> **DATA FOR PROCESSING**:

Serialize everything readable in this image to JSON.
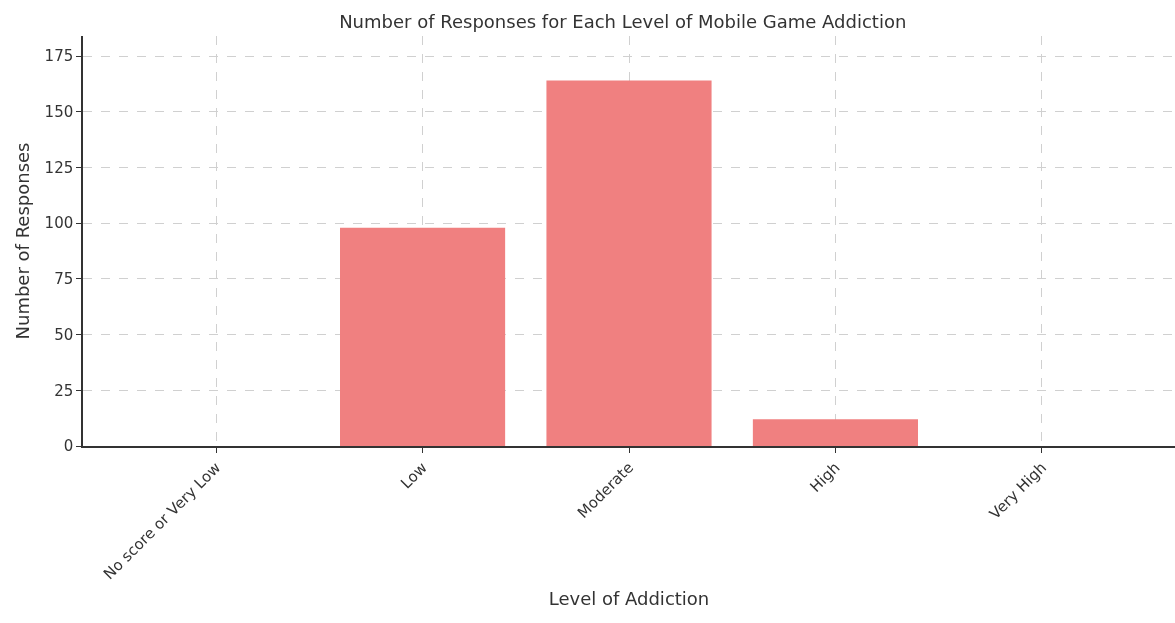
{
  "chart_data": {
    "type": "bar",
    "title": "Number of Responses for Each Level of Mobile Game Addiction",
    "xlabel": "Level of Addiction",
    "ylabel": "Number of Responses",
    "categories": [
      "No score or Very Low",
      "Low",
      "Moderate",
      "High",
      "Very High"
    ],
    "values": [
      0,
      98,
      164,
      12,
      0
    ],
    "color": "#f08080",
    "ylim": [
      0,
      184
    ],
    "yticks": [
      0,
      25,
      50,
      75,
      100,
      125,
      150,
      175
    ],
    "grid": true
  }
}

> **TO BE DONE**: Search the data for the string "Level". List each line that has it.

> **WRITTEN SOLUTION**:
    "title": "Number of Responses for Each Level of Mobile Game Addiction",
    "xlabel": "Level of Addiction",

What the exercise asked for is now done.